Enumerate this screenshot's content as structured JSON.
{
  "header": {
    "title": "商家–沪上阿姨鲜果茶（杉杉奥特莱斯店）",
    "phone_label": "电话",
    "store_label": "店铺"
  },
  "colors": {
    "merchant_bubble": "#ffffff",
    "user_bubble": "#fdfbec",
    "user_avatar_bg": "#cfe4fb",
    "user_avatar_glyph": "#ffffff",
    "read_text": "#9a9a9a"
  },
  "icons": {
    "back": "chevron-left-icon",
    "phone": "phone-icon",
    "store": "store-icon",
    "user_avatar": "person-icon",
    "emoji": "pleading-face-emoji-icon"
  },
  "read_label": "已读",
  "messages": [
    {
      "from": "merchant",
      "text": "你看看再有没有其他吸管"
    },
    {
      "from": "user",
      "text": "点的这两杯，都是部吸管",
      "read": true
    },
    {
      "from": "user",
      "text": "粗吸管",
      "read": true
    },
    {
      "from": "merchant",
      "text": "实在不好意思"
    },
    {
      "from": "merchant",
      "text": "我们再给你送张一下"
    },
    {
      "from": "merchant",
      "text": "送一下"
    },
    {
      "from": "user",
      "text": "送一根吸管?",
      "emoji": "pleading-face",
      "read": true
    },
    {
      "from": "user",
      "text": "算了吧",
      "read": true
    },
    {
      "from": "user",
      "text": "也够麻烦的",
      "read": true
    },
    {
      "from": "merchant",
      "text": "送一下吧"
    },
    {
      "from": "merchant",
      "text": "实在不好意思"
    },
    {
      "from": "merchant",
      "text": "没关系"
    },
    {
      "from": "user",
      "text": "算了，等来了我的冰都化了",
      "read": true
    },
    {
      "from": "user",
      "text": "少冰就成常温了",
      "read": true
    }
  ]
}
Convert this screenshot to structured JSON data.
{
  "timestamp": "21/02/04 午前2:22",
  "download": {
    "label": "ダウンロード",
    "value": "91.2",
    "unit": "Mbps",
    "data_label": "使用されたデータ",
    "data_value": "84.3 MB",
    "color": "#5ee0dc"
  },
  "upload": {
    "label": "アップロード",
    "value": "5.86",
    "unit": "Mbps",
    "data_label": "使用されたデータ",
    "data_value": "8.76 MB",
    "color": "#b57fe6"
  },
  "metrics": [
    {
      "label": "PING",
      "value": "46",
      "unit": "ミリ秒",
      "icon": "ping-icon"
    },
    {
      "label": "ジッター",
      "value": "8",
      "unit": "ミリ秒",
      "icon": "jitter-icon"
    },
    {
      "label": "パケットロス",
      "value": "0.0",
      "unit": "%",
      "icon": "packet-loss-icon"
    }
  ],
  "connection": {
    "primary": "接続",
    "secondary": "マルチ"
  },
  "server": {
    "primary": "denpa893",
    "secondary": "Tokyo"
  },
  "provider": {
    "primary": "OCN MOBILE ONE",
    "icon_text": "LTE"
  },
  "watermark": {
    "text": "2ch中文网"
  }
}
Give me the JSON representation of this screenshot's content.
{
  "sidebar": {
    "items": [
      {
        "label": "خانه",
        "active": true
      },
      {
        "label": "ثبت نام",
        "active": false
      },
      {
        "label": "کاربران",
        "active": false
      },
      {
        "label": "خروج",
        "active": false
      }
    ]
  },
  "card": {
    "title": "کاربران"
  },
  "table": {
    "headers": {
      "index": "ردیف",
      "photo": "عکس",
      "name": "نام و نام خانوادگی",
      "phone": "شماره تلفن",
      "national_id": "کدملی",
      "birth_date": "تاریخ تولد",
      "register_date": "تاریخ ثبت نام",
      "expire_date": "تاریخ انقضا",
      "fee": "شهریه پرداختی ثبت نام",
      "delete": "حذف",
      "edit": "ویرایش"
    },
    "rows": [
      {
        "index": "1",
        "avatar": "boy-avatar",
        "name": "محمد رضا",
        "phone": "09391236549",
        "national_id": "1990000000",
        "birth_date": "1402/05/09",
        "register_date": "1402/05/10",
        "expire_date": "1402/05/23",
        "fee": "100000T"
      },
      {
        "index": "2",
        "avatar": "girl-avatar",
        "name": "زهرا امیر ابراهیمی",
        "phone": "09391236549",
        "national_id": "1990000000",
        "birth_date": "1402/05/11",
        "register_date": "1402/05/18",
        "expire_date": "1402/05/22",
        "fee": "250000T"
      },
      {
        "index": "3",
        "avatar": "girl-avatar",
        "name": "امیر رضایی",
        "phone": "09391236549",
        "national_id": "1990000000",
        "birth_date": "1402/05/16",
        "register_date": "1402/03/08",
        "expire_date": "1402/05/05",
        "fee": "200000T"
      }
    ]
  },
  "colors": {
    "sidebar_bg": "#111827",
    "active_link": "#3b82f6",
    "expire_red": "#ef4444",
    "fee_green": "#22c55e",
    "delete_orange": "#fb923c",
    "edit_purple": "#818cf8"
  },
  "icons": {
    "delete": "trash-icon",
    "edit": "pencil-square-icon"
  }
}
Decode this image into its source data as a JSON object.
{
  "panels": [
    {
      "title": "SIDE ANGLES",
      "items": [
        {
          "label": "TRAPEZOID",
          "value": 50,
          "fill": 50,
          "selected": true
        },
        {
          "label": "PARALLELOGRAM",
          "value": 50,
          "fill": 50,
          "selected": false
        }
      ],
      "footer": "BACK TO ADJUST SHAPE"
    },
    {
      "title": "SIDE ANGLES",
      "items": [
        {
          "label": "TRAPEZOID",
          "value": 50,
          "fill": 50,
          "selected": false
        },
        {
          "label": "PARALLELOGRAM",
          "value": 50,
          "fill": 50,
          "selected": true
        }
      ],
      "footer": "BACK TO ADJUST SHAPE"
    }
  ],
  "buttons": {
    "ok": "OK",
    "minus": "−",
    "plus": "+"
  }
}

━━━━━━

Give a word-for-word copy of the records.

Enumerate this screenshot's content as structured JSON.
{
  "header": {
    "title": "商家–沪上阿姨鲜果茶（杉杉奥特莱斯店）",
    "phone_label": "电话",
    "store_label": "店铺"
  },
  "colors": {
    "merchant_bubble": "#ffffff",
    "user_bubble": "#fdfbec",
    "user_avatar_bg": "#cfe4fb",
    "user_avatar_glyph": "#ffffff",
    "read_text": "#9a9a9a"
  },
  "icons": {
    "back": "chevron-left-icon",
    "phone": "phone-icon",
    "store": "store-icon",
    "user_avatar": "person-icon",
    "emoji": "pleading-face-emoji-icon"
  },
  "read_label": "已读",
  "messages": [
    {
      "from": "merchant",
      "text": "你看看再有没有其他吸管"
    },
    {
      "from": "user",
      "text": "点的这两杯，都是部吸管",
      "read": true
    },
    {
      "from": "user",
      "text": "粗吸管",
      "read": true
    },
    {
      "from": "merchant",
      "text": "实在不好意思"
    },
    {
      "from": "merchant",
      "text": "我们再给你送张一下"
    },
    {
      "from": "merchant",
      "text": "送一下"
    },
    {
      "from": "user",
      "text": "送一根吸管?",
      "emoji": "pleading-face",
      "read": true
    },
    {
      "from": "user",
      "text": "算了吧",
      "read": true
    },
    {
      "from": "user",
      "text": "也够麻烦的",
      "read": true
    },
    {
      "from": "merchant",
      "text": "送一下吧"
    },
    {
      "from": "merchant",
      "text": "实在不好意思"
    },
    {
      "from": "merchant",
      "text": "没关系"
    },
    {
      "from": "user",
      "text": "算了，等来了我的冰都化了",
      "read": true
    },
    {
      "from": "user",
      "text": "少冰就成常温了",
      "read": true
    }
  ]
}
Convert this screenshot to structured JSON data.
{
  "timestamp": "21/02/04 午前2:22",
  "download": {
    "label": "ダウンロード",
    "value": "91.2",
    "unit": "Mbps",
    "data_label": "使用されたデータ",
    "data_value": "84.3 MB",
    "color": "#5ee0dc"
  },
  "upload": {
    "label": "アップロード",
    "value": "5.86",
    "unit": "Mbps",
    "data_label": "使用されたデータ",
    "data_value": "8.76 MB",
    "color": "#b57fe6"
  },
  "metrics": [
    {
      "label": "PING",
      "value": "46",
      "unit": "ミリ秒",
      "icon": "ping-icon"
    },
    {
      "label": "ジッター",
      "value": "8",
      "unit": "ミリ秒",
      "icon": "jitter-icon"
    },
    {
      "label": "パケットロス",
      "value": "0.0",
      "unit": "%",
      "icon": "packet-loss-icon"
    }
  ],
  "connection": {
    "primary": "接続",
    "secondary": "マルチ"
  },
  "server": {
    "primary": "denpa893",
    "secondary": "Tokyo"
  },
  "provider": {
    "primary": "OCN MOBILE ONE",
    "icon_text": "LTE"
  },
  "watermark": {
    "text": "2ch中文网"
  }
}
Give me the JSON representation of this screenshot's content.
{
  "sidebar": {
    "items": [
      {
        "label": "خانه",
        "active": true
      },
      {
        "label": "ثبت نام",
        "active": false
      },
      {
        "label": "کاربران",
        "active": false
      },
      {
        "label": "خروج",
        "active": false
      }
    ]
  },
  "card": {
    "title": "کاربران"
  },
  "table": {
    "headers": {
      "index": "ردیف",
      "photo": "عکس",
      "name": "نام و نام خانوادگی",
      "phone": "شماره تلفن",
      "national_id": "کدملی",
      "birth_date": "تاریخ تولد",
      "register_date": "تاریخ ثبت نام",
      "expire_date": "تاریخ انقضا",
      "fee": "شهریه پرداختی ثبت نام",
      "delete": "حذف",
      "edit": "ویرایش"
    },
    "rows": [
      {
        "index": "1",
        "avatar": "boy-avatar",
        "name": "محمد رضا",
        "phone": "09391236549",
        "national_id": "1990000000",
        "birth_date": "1402/05/09",
        "register_date": "1402/05/10",
        "expire_date": "1402/05/23",
        "fee": "100000T"
      },
      {
        "index": "2",
        "avatar": "girl-avatar",
        "name": "زهرا امیر ابراهیمی",
        "phone": "09391236549",
        "national_id": "1990000000",
        "birth_date": "1402/05/11",
        "register_date": "1402/05/18",
        "expire_date": "1402/05/22",
        "fee": "250000T"
      },
      {
        "index": "3",
        "avatar": "girl-avatar",
        "name": "امیر رضایی",
        "phone": "09391236549",
        "national_id": "1990000000",
        "birth_date": "1402/05/16",
        "register_date": "1402/03/08",
        "expire_date": "1402/05/05",
        "fee": "200000T"
      }
    ]
  },
  "colors": {
    "sidebar_bg": "#111827",
    "active_link": "#3b82f6",
    "expire_red": "#ef4444",
    "fee_green": "#22c55e",
    "delete_orange": "#fb923c",
    "edit_purple": "#818cf8"
  },
  "icons": {
    "delete": "trash-icon",
    "edit": "pencil-square-icon"
  }
}
Decode this image into its source data as a JSON object.
{
  "panels": [
    {
      "title": "SIDE ANGLES",
      "items": [
        {
          "label": "TRAPEZOID",
          "value": 50,
          "fill": 50,
          "selected": true
        },
        {
          "label": "PARALLELOGRAM",
          "value": 50,
          "fill": 50,
          "selected": false
        }
      ],
      "footer": "BACK TO ADJUST SHAPE"
    },
    {
      "title": "SIDE ANGLES",
      "items": [
        {
          "label": "TRAPEZOID",
          "value": 50,
          "fill": 50,
          "selected": false
        },
        {
          "label": "PARALLELOGRAM",
          "value": 50,
          "fill": 50,
          "selected": true
        }
      ],
      "footer": "BACK TO ADJUST SHAPE"
    }
  ],
  "buttons": {
    "ok": "OK",
    "minus": "−",
    "plus": "+"
  }
}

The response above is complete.